- THE PROBLEM
Each record below should appear again exactly as written.

[Stored data]
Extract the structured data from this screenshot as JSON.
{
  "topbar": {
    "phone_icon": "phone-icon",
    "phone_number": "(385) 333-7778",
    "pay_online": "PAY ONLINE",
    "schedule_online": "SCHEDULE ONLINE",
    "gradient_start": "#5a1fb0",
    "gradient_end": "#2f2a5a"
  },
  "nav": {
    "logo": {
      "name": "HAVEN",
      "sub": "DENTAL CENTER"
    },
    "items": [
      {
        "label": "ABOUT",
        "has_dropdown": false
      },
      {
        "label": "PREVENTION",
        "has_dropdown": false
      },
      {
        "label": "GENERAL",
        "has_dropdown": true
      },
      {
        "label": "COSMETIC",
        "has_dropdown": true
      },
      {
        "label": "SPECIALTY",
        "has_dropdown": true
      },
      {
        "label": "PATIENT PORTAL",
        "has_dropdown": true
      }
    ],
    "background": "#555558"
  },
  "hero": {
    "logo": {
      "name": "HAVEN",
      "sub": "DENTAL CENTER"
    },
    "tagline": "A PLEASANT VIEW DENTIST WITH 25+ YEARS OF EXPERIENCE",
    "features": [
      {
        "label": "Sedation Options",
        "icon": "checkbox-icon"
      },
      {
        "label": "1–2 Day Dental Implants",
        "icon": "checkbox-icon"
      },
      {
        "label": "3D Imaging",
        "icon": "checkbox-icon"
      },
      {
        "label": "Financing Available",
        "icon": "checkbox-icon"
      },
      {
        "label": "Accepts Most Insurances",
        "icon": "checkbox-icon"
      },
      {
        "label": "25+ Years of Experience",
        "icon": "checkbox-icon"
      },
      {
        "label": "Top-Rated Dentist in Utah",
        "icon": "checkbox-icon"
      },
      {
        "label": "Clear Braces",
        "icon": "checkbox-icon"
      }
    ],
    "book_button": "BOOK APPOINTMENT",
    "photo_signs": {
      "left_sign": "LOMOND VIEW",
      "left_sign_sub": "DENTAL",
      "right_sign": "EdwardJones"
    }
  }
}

- ANSWER FOR THIS EXERCISE
Extract the structured data from this screenshot as JSON.
{
  "topbar": {
    "phone_icon": "phone-icon",
    "phone_number": "(385) 333-7778",
    "pay_online": "PAY ONLINE",
    "schedule_online": "SCHEDULE ONLINE",
    "gradient_start": "#5a1fb0",
    "gradient_end": "#2f2a5a"
  },
  "nav": {
    "logo": {
      "name": "HAVEN",
      "sub": "DENTAL CENTER"
    },
    "items": [
      {
        "label": "ABOUT",
        "has_dropdown": false
      },
      {
        "label": "PREVENTION",
        "has_dropdown": false
      },
      {
        "label": "GENERAL",
        "has_dropdown": true
      },
      {
        "label": "COSMETIC",
        "has_dropdown": true
      },
      {
        "label": "SPECIALTY",
        "has_dropdown": true
      },
      {
        "label": "PATIENT PORTAL",
        "has_dropdown": true
      }
    ],
    "background": "#555558"
  },
  "hero": {
    "logo": {
      "name": "HAVEN",
      "sub": "DENTAL CENTER"
    },
    "tagline": "A PLEASANT VIEW DENTIST WITH 25+ YEARS OF EXPERIENCE",
    "features": [
      {
        "label": "Sedation Options",
        "icon": "checkbox-icon"
      },
      {
        "label": "1–2 Day Dental Implants",
        "icon": "checkbox-icon"
      },
      {
        "label": "3D Imaging",
        "icon": "checkbox-icon"
      },
      {
        "label": "Financing Available",
        "icon": "checkbox-icon"
      },
      {
        "label": "Accepts Most Insurances",
        "icon": "checkbox-icon"
      },
      {
        "label": "25+ Years of Experience",
        "icon": "checkbox-icon"
      },
      {
        "label": "Top-Rated Dentist in Utah",
        "icon": "checkbox-icon"
      },
      {
        "label": "Clear Braces",
        "icon": "checkbox-icon"
      }
    ],
    "book_button": "BOOK APPOINTMENT",
    "photo_signs": {
      "left_sign": "LOMOND VIEW",
      "left_sign_sub": "DENTAL",
      "right_sign": "EdwardJones"
    }
  }
}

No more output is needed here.